Data records:
--- start ---

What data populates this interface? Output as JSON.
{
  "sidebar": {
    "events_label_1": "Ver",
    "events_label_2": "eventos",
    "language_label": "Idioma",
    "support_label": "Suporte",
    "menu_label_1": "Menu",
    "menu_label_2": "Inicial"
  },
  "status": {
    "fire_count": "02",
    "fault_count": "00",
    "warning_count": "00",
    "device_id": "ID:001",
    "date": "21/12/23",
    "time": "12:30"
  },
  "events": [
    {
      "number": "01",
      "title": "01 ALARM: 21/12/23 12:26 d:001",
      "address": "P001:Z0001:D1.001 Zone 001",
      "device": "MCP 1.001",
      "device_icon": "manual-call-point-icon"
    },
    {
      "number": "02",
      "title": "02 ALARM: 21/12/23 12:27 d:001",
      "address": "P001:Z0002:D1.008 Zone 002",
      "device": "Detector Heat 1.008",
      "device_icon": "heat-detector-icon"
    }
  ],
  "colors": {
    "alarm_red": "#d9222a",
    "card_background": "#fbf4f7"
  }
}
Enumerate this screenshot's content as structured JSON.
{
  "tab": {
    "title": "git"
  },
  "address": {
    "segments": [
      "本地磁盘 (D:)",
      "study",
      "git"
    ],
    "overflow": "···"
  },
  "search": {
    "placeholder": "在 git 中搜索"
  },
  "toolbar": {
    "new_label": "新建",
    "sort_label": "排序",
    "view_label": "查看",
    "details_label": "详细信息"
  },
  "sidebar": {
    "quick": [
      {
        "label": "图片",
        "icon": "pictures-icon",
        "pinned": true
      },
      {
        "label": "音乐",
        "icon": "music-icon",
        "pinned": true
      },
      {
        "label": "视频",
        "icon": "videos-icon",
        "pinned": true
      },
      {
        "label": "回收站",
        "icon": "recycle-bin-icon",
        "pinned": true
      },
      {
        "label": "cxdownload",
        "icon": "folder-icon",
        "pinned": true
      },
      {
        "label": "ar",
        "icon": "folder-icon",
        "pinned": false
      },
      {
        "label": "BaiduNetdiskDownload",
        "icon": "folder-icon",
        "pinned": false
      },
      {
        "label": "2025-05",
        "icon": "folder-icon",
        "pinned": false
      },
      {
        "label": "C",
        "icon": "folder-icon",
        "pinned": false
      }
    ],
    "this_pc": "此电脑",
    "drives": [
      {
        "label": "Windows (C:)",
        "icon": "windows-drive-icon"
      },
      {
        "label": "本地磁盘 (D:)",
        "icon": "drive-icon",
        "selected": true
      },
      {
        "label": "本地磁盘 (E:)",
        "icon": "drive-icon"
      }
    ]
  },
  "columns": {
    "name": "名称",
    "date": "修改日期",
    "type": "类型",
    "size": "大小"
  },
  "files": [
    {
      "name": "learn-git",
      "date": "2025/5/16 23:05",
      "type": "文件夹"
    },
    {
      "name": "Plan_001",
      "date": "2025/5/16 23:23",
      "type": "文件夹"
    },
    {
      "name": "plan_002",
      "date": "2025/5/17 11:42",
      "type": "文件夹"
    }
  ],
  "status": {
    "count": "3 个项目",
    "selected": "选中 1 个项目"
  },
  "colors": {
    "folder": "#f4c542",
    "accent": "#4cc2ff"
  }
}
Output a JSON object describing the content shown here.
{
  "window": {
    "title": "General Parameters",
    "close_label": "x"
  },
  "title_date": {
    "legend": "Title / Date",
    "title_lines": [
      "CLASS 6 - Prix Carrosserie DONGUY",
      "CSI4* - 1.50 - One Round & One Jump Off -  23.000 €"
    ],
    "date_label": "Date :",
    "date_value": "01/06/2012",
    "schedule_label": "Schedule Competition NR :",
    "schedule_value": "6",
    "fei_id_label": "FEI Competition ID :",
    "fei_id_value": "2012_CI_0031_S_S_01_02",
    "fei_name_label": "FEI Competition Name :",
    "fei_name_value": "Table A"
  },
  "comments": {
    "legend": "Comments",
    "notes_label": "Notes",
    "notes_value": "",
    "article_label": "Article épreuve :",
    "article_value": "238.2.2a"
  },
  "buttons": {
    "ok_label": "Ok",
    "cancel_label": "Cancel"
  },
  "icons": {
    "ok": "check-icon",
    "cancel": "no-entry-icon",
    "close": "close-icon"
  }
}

--- end ---

◆ **Direction**
Repeat the material above in full, quoting it exactly.

◆ **Response**
What data populates this interface? Output as JSON.
{
  "sidebar": {
    "events_label_1": "Ver",
    "events_label_2": "eventos",
    "language_label": "Idioma",
    "support_label": "Suporte",
    "menu_label_1": "Menu",
    "menu_label_2": "Inicial"
  },
  "status": {
    "fire_count": "02",
    "fault_count": "00",
    "warning_count": "00",
    "device_id": "ID:001",
    "date": "21/12/23",
    "time": "12:30"
  },
  "events": [
    {
      "number": "01",
      "title": "01 ALARM: 21/12/23 12:26 d:001",
      "address": "P001:Z0001:D1.001 Zone 001",
      "device": "MCP 1.001",
      "device_icon": "manual-call-point-icon"
    },
    {
      "number": "02",
      "title": "02 ALARM: 21/12/23 12:27 d:001",
      "address": "P001:Z0002:D1.008 Zone 002",
      "device": "Detector Heat 1.008",
      "device_icon": "heat-detector-icon"
    }
  ],
  "colors": {
    "alarm_red": "#d9222a",
    "card_background": "#fbf4f7"
  }
}
Enumerate this screenshot's content as structured JSON.
{
  "tab": {
    "title": "git"
  },
  "address": {
    "segments": [
      "本地磁盘 (D:)",
      "study",
      "git"
    ],
    "overflow": "···"
  },
  "search": {
    "placeholder": "在 git 中搜索"
  },
  "toolbar": {
    "new_label": "新建",
    "sort_label": "排序",
    "view_label": "查看",
    "details_label": "详细信息"
  },
  "sidebar": {
    "quick": [
      {
        "label": "图片",
        "icon": "pictures-icon",
        "pinned": true
      },
      {
        "label": "音乐",
        "icon": "music-icon",
        "pinned": true
      },
      {
        "label": "视频",
        "icon": "videos-icon",
        "pinned": true
      },
      {
        "label": "回收站",
        "icon": "recycle-bin-icon",
        "pinned": true
      },
      {
        "label": "cxdownload",
        "icon": "folder-icon",
        "pinned": true
      },
      {
        "label": "ar",
        "icon": "folder-icon",
        "pinned": false
      },
      {
        "label": "BaiduNetdiskDownload",
        "icon": "folder-icon",
        "pinned": false
      },
      {
        "label": "2025-05",
        "icon": "folder-icon",
        "pinned": false
      },
      {
        "label": "C",
        "icon": "folder-icon",
        "pinned": false
      }
    ],
    "this_pc": "此电脑",
    "drives": [
      {
        "label": "Windows (C:)",
        "icon": "windows-drive-icon"
      },
      {
        "label": "本地磁盘 (D:)",
        "icon": "drive-icon",
        "selected": true
      },
      {
        "label": "本地磁盘 (E:)",
        "icon": "drive-icon"
      }
    ]
  },
  "columns": {
    "name": "名称",
    "date": "修改日期",
    "type": "类型",
    "size": "大小"
  },
  "files": [
    {
      "name": "learn-git",
      "date": "2025/5/16 23:05",
      "type": "文件夹"
    },
    {
      "name": "Plan_001",
      "date": "2025/5/16 23:23",
      "type": "文件夹"
    },
    {
      "name": "plan_002",
      "date": "2025/5/17 11:42",
      "type": "文件夹"
    }
  ],
  "status": {
    "count": "3 个项目",
    "selected": "选中 1 个项目"
  },
  "colors": {
    "folder": "#f4c542",
    "accent": "#4cc2ff"
  }
}
Output a JSON object describing the content shown here.
{
  "window": {
    "title": "General Parameters",
    "close_label": "x"
  },
  "title_date": {
    "legend": "Title / Date",
    "title_lines": [
      "CLASS 6 - Prix Carrosserie DONGUY",
      "CSI4* - 1.50 - One Round & One Jump Off -  23.000 €"
    ],
    "date_label": "Date :",
    "date_value": "01/06/2012",
    "schedule_label": "Schedule Competition NR :",
    "schedule_value": "6",
    "fei_id_label": "FEI Competition ID :",
    "fei_id_value": "2012_CI_0031_S_S_01_02",
    "fei_name_label": "FEI Competition Name :",
    "fei_name_value": "Table A"
  },
  "comments": {
    "legend": "Comments",
    "notes_label": "Notes",
    "notes_value": "",
    "article_label": "Article épreuve :",
    "article_value": "238.2.2a"
  },
  "buttons": {
    "ok_label": "Ok",
    "cancel_label": "Cancel"
  },
  "icons": {
    "ok": "check-icon",
    "cancel": "no-entry-icon",
    "close": "close-icon"
  }
}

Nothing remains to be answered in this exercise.